▶
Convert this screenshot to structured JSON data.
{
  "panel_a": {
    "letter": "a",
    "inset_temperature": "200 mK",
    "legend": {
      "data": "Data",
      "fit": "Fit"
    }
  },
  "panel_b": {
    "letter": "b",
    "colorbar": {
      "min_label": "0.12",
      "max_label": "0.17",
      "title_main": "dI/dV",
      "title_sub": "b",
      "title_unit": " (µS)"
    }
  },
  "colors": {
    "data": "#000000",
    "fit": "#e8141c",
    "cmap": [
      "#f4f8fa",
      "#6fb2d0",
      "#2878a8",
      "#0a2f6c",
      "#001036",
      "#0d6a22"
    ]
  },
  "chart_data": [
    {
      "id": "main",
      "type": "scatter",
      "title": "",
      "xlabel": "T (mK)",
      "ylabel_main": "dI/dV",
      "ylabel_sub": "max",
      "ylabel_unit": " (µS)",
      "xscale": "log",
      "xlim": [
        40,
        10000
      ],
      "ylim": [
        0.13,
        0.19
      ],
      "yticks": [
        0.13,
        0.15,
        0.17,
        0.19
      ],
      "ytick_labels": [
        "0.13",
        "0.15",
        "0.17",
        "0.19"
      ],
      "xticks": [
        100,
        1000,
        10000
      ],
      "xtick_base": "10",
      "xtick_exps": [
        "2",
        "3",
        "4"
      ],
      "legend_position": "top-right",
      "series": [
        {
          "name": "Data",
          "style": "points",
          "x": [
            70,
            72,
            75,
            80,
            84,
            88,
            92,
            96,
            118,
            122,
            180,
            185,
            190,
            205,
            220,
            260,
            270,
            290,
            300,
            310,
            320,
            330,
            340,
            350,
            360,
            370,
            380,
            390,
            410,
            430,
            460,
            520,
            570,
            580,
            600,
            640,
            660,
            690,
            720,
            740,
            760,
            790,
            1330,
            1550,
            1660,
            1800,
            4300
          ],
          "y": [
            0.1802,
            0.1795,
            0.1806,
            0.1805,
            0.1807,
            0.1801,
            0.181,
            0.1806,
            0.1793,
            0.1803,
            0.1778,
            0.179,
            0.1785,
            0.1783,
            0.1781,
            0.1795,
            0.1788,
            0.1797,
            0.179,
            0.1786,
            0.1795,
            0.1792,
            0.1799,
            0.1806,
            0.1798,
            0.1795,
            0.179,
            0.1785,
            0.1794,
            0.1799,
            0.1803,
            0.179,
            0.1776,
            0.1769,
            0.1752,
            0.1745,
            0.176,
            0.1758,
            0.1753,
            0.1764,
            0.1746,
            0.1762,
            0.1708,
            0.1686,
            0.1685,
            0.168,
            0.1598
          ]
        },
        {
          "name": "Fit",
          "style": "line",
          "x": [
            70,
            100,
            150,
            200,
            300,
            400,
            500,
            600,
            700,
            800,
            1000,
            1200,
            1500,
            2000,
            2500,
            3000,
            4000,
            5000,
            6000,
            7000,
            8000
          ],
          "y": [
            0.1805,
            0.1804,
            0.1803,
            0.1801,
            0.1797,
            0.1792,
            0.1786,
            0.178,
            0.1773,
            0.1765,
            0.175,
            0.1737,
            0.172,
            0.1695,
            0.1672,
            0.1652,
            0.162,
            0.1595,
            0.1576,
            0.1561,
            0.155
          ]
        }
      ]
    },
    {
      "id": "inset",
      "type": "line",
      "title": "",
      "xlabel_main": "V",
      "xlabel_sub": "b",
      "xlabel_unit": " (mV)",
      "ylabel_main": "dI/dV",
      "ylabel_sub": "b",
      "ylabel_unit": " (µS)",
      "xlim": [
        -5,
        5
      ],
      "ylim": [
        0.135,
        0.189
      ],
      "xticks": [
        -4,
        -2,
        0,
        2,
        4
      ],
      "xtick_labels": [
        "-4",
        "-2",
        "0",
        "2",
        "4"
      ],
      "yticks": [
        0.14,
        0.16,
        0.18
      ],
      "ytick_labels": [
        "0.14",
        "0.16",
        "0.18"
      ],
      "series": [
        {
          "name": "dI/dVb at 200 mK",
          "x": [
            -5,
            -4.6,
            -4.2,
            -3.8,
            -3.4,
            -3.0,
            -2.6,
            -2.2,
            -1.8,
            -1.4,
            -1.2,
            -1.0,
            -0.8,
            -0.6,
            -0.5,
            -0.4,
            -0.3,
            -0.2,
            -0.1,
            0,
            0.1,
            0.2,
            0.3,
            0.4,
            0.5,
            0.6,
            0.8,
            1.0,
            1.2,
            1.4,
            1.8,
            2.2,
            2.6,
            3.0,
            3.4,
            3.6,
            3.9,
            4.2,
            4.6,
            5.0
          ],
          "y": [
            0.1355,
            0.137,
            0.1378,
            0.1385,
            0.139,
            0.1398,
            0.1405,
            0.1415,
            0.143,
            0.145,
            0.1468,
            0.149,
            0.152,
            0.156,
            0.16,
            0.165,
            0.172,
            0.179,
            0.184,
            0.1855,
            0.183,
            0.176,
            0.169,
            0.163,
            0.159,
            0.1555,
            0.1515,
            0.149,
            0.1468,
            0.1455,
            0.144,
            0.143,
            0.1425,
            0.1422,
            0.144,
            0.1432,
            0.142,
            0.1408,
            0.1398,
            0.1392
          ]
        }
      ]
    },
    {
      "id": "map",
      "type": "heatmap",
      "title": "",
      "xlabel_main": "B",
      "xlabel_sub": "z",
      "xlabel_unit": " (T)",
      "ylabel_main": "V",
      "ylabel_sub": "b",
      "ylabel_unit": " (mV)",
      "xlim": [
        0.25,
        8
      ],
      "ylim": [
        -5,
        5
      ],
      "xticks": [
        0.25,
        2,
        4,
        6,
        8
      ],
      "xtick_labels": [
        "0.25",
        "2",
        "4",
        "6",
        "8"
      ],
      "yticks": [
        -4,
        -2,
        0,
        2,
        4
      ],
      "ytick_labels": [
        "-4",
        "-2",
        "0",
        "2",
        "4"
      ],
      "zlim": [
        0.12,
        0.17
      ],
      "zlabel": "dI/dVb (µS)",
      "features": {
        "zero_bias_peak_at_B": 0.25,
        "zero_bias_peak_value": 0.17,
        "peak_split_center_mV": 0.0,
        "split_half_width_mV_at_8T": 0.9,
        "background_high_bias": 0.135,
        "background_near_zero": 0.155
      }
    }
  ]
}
◀
Instructions to follow => Retype the material in full. Each word must match.

Solution to this problem =>
Convert this screenshot to structured JSON data.
{
  "panel_a": {
    "letter": "a",
    "inset_temperature": "200 mK",
    "legend": {
      "data": "Data",
      "fit": "Fit"
    }
  },
  "panel_b": {
    "letter": "b",
    "colorbar": {
      "min_label": "0.12",
      "max_label": "0.17",
      "title_main": "dI/dV",
      "title_sub": "b",
      "title_unit": " (µS)"
    }
  },
  "colors": {
    "data": "#000000",
    "fit": "#e8141c",
    "cmap": [
      "#f4f8fa",
      "#6fb2d0",
      "#2878a8",
      "#0a2f6c",
      "#001036",
      "#0d6a22"
    ]
  },
  "chart_data": [
    {
      "id": "main",
      "type": "scatter",
      "title": "",
      "xlabel": "T (mK)",
      "ylabel_main": "dI/dV",
      "ylabel_sub": "max",
      "ylabel_unit": " (µS)",
      "xscale": "log",
      "xlim": [
        40,
        10000
      ],
      "ylim": [
        0.13,
        0.19
      ],
      "yticks": [
        0.13,
        0.15,
        0.17,
        0.19
      ],
      "ytick_labels": [
        "0.13",
        "0.15",
        "0.17",
        "0.19"
      ],
      "xticks": [
        100,
        1000,
        10000
      ],
      "xtick_base": "10",
      "xtick_exps": [
        "2",
        "3",
        "4"
      ],
      "legend_position": "top-right",
      "series": [
        {
          "name": "Data",
          "style": "points",
          "x": [
            70,
            72,
            75,
            80,
            84,
            88,
            92,
            96,
            118,
            122,
            180,
            185,
            190,
            205,
            220,
            260,
            270,
            290,
            300,
            310,
            320,
            330,
            340,
            350,
            360,
            370,
            380,
            390,
            410,
            430,
            460,
            520,
            570,
            580,
            600,
            640,
            660,
            690,
            720,
            740,
            760,
            790,
            1330,
            1550,
            1660,
            1800,
            4300
          ],
          "y": [
            0.1802,
            0.1795,
            0.1806,
            0.1805,
            0.1807,
            0.1801,
            0.181,
            0.1806,
            0.1793,
            0.1803,
            0.1778,
            0.179,
            0.1785,
            0.1783,
            0.1781,
            0.1795,
            0.1788,
            0.1797,
            0.179,
            0.1786,
            0.1795,
            0.1792,
            0.1799,
            0.1806,
            0.1798,
            0.1795,
            0.179,
            0.1785,
            0.1794,
            0.1799,
            0.1803,
            0.179,
            0.1776,
            0.1769,
            0.1752,
            0.1745,
            0.176,
            0.1758,
            0.1753,
            0.1764,
            0.1746,
            0.1762,
            0.1708,
            0.1686,
            0.1685,
            0.168,
            0.1598
          ]
        },
        {
          "name": "Fit",
          "style": "line",
          "x": [
            70,
            100,
            150,
            200,
            300,
            400,
            500,
            600,
            700,
            800,
            1000,
            1200,
            1500,
            2000,
            2500,
            3000,
            4000,
            5000,
            6000,
            7000,
            8000
          ],
          "y": [
            0.1805,
            0.1804,
            0.1803,
            0.1801,
            0.1797,
            0.1792,
            0.1786,
            0.178,
            0.1773,
            0.1765,
            0.175,
            0.1737,
            0.172,
            0.1695,
            0.1672,
            0.1652,
            0.162,
            0.1595,
            0.1576,
            0.1561,
            0.155
          ]
        }
      ]
    },
    {
      "id": "inset",
      "type": "line",
      "title": "",
      "xlabel_main": "V",
      "xlabel_sub": "b",
      "xlabel_unit": " (mV)",
      "ylabel_main": "dI/dV",
      "ylabel_sub": "b",
      "ylabel_unit": " (µS)",
      "xlim": [
        -5,
        5
      ],
      "ylim": [
        0.135,
        0.189
      ],
      "xticks": [
        -4,
        -2,
        0,
        2,
        4
      ],
      "xtick_labels": [
        "-4",
        "-2",
        "0",
        "2",
        "4"
      ],
      "yticks": [
        0.14,
        0.16,
        0.18
      ],
      "ytick_labels": [
        "0.14",
        "0.16",
        "0.18"
      ],
      "series": [
        {
          "name": "dI/dVb at 200 mK",
          "x": [
            -5,
            -4.6,
            -4.2,
            -3.8,
            -3.4,
            -3.0,
            -2.6,
            -2.2,
            -1.8,
            -1.4,
            -1.2,
            -1.0,
            -0.8,
            -0.6,
            -0.5,
            -0.4,
            -0.3,
            -0.2,
            -0.1,
            0,
            0.1,
            0.2,
            0.3,
            0.4,
            0.5,
            0.6,
            0.8,
            1.0,
            1.2,
            1.4,
            1.8,
            2.2,
            2.6,
            3.0,
            3.4,
            3.6,
            3.9,
            4.2,
            4.6,
            5.0
          ],
          "y": [
            0.1355,
            0.137,
            0.1378,
            0.1385,
            0.139,
            0.1398,
            0.1405,
            0.1415,
            0.143,
            0.145,
            0.1468,
            0.149,
            0.152,
            0.156,
            0.16,
            0.165,
            0.172,
            0.179,
            0.184,
            0.1855,
            0.183,
            0.176,
            0.169,
            0.163,
            0.159,
            0.1555,
            0.1515,
            0.149,
            0.1468,
            0.1455,
            0.144,
            0.143,
            0.1425,
            0.1422,
            0.144,
            0.1432,
            0.142,
            0.1408,
            0.1398,
            0.1392
          ]
        }
      ]
    },
    {
      "id": "map",
      "type": "heatmap",
      "title": "",
      "xlabel_main": "B",
      "xlabel_sub": "z",
      "xlabel_unit": " (T)",
      "ylabel_main": "V",
      "ylabel_sub": "b",
      "ylabel_unit": " (mV)",
      "xlim": [
        0.25,
        8
      ],
      "ylim": [
        -5,
        5
      ],
      "xticks": [
        0.25,
        2,
        4,
        6,
        8
      ],
      "xtick_labels": [
        "0.25",
        "2",
        "4",
        "6",
        "8"
      ],
      "yticks": [
        -4,
        -2,
        0,
        2,
        4
      ],
      "ytick_labels": [
        "-4",
        "-2",
        "0",
        "2",
        "4"
      ],
      "zlim": [
        0.12,
        0.17
      ],
      "zlabel": "dI/dVb (µS)",
      "features": {
        "zero_bias_peak_at_B": 0.25,
        "zero_bias_peak_value": 0.17,
        "peak_split_center_mV": 0.0,
        "split_half_width_mV_at_8T": 0.9,
        "background_high_bias": 0.135,
        "background_near_zero": 0.155
      }
    }
  ]
}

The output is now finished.